» **Description of the task**
Put the data, from its first line through the line containing "jack-illustration xyxy=(516,853,835,1068)" inclusive, into a Markdown table with the columns Row and Entry. Leave out any blank lines.

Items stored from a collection

============================================================

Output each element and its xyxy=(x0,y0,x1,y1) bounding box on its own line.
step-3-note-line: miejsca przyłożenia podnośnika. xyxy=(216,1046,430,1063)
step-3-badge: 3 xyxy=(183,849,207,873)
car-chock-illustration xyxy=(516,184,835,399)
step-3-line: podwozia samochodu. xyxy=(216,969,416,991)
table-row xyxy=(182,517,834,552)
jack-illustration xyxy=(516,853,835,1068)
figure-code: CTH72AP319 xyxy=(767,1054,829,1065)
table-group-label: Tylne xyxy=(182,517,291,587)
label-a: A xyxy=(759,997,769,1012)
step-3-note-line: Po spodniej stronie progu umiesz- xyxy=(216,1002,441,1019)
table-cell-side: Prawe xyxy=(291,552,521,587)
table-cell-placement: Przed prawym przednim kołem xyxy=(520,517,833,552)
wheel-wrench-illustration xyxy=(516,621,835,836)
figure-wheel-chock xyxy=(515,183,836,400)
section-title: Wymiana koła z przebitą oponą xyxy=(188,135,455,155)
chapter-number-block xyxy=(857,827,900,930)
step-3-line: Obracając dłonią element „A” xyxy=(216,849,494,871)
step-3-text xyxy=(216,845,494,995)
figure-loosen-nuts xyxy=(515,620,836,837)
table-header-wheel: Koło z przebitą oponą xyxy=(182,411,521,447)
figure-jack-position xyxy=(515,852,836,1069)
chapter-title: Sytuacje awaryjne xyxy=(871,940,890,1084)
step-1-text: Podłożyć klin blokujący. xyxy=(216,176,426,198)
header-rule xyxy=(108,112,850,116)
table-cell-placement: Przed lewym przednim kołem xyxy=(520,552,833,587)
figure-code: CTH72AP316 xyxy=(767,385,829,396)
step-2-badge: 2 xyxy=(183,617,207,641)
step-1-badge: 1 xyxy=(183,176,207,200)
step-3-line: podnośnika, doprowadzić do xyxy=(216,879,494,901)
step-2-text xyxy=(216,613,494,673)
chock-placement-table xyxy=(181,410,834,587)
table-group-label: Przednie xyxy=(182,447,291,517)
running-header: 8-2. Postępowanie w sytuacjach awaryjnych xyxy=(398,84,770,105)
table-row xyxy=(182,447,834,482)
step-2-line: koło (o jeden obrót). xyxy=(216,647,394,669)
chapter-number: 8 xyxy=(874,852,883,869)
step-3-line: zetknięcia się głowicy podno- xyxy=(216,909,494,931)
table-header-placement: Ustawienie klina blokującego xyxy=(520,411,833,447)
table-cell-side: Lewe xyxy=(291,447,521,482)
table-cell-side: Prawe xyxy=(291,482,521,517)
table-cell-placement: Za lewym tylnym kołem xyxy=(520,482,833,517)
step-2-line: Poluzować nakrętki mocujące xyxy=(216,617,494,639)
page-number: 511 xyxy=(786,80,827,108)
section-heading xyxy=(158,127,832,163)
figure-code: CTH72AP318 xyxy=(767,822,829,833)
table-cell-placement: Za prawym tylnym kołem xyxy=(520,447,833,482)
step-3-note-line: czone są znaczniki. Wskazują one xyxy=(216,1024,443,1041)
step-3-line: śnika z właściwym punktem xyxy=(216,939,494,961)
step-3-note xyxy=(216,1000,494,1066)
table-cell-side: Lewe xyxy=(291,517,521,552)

============================================================

» **Output of the task**
| Row | Entry |
|---|---|
| 1 | Output each element and its xyxy=(x0,y0,x1,y1) bounding box on its own line. |
| 2 | step-3-note-line: miejsca przyłożenia podnośnika. xyxy=(216,1046,430,1063) |
| 3 | step-3-badge: 3 xyxy=(183,849,207,873) |
| 4 | car-chock-illustration xyxy=(516,184,835,399) |
| 5 | step-3-line: podwozia samochodu. xyxy=(216,969,416,991) |
| 6 | table-row xyxy=(182,517,834,552) |
| 7 | jack-illustration xyxy=(516,853,835,1068) |